## [What is being asked]
Work out how many lines of the listing hold "Societies", then state only that count.

[Begin]

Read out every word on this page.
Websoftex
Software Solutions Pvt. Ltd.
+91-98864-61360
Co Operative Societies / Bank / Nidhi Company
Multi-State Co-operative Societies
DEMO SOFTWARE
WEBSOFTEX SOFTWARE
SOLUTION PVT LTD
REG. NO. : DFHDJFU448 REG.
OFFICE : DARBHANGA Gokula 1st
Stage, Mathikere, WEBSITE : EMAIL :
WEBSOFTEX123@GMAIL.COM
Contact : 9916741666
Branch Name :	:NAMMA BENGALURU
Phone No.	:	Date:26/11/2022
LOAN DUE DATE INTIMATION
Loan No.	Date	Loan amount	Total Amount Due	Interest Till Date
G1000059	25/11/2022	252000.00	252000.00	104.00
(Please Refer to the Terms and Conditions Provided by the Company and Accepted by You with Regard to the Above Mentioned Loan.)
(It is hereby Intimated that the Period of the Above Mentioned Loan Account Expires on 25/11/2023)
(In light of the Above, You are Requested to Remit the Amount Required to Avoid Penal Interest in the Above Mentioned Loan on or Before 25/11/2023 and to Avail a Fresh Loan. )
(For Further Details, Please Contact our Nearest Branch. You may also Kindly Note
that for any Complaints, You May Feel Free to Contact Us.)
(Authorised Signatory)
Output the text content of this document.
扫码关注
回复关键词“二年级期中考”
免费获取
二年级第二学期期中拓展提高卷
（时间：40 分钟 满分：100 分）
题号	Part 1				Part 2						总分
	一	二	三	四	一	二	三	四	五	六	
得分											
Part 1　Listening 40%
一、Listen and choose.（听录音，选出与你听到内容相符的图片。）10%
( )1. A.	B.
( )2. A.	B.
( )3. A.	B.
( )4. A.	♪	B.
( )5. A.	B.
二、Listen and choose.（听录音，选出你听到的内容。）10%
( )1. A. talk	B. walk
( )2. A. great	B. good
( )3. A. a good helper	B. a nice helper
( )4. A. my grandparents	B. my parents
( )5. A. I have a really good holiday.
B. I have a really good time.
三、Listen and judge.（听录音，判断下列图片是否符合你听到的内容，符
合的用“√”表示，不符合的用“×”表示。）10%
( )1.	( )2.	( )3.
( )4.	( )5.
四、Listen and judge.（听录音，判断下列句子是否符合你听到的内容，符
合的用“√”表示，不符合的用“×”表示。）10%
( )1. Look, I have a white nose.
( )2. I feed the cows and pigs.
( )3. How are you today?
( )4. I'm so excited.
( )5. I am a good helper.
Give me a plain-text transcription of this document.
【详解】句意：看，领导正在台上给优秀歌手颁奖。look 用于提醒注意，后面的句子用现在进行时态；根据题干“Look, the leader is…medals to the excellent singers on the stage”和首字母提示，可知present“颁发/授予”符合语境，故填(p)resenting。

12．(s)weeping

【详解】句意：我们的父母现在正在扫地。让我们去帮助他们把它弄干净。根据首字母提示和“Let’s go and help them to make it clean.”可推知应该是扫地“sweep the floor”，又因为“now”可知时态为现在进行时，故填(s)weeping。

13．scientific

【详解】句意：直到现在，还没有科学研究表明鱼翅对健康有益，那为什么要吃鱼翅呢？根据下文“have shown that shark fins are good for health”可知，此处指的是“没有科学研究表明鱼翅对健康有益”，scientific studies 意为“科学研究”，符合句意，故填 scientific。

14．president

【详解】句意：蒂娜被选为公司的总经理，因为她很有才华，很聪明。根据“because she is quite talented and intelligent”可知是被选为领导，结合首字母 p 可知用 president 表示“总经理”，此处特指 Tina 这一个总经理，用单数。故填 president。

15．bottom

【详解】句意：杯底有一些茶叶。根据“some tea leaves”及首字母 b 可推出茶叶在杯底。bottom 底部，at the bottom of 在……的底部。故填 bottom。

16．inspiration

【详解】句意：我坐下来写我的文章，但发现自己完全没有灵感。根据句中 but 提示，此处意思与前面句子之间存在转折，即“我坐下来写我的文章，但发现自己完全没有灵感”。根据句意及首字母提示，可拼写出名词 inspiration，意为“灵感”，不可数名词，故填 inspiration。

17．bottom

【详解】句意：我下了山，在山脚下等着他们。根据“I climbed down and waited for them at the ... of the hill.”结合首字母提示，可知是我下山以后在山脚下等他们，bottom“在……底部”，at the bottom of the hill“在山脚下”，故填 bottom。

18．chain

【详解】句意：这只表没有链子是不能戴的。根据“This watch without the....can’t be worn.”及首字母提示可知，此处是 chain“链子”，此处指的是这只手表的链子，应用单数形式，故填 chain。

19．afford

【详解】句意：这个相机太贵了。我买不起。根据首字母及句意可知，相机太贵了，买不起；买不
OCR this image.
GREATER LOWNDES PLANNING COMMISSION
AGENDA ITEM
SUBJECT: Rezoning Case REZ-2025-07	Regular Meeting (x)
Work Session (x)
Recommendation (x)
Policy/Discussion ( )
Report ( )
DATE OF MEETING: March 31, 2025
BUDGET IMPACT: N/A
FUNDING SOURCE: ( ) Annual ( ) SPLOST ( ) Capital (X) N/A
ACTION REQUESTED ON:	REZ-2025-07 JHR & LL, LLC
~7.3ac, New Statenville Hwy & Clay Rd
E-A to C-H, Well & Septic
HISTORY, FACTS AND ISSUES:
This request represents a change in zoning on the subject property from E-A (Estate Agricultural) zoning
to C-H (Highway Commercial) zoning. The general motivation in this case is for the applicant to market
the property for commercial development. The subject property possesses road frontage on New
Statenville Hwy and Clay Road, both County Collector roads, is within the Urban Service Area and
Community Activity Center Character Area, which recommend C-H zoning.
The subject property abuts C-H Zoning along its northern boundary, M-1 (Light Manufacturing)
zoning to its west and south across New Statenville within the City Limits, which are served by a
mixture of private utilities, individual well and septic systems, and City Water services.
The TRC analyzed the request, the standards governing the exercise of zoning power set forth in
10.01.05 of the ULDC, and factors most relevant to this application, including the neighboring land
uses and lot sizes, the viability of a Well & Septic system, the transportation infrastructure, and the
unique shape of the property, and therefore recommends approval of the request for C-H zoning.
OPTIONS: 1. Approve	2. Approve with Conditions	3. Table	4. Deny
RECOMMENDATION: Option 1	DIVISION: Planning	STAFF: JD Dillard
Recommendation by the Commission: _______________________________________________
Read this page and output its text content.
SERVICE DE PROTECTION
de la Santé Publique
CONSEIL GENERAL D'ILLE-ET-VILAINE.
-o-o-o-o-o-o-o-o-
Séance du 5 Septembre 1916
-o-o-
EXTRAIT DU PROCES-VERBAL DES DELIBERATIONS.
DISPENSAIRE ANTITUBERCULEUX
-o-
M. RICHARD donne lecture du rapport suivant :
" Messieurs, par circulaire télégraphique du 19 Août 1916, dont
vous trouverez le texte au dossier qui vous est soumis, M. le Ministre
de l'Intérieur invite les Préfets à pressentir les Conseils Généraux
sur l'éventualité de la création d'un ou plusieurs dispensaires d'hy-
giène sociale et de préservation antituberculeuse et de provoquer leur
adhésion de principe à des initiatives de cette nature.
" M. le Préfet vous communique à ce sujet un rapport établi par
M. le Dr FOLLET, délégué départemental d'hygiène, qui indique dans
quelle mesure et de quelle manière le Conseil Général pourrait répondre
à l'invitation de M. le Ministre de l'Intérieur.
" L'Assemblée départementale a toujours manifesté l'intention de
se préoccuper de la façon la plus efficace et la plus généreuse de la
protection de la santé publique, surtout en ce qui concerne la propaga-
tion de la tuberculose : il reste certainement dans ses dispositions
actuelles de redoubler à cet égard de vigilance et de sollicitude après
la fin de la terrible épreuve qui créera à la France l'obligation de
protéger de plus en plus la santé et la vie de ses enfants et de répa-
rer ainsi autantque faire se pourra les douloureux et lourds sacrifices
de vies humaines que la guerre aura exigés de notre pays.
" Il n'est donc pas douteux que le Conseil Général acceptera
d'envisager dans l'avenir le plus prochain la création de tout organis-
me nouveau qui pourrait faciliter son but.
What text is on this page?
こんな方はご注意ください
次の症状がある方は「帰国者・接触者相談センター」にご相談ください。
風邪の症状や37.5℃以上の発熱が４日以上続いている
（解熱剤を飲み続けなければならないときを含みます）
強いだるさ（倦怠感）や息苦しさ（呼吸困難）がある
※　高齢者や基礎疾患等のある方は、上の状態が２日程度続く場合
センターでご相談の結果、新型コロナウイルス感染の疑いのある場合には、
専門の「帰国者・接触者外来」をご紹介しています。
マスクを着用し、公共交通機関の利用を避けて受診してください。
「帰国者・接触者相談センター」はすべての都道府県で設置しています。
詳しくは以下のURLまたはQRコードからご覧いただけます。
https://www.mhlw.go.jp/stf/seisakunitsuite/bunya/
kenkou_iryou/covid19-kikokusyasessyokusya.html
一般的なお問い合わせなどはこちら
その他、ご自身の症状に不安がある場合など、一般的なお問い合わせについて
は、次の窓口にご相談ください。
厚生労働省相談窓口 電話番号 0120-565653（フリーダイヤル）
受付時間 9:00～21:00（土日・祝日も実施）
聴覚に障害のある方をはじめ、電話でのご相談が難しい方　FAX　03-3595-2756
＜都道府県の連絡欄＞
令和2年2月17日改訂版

[End]

## [Answer to this problem]
2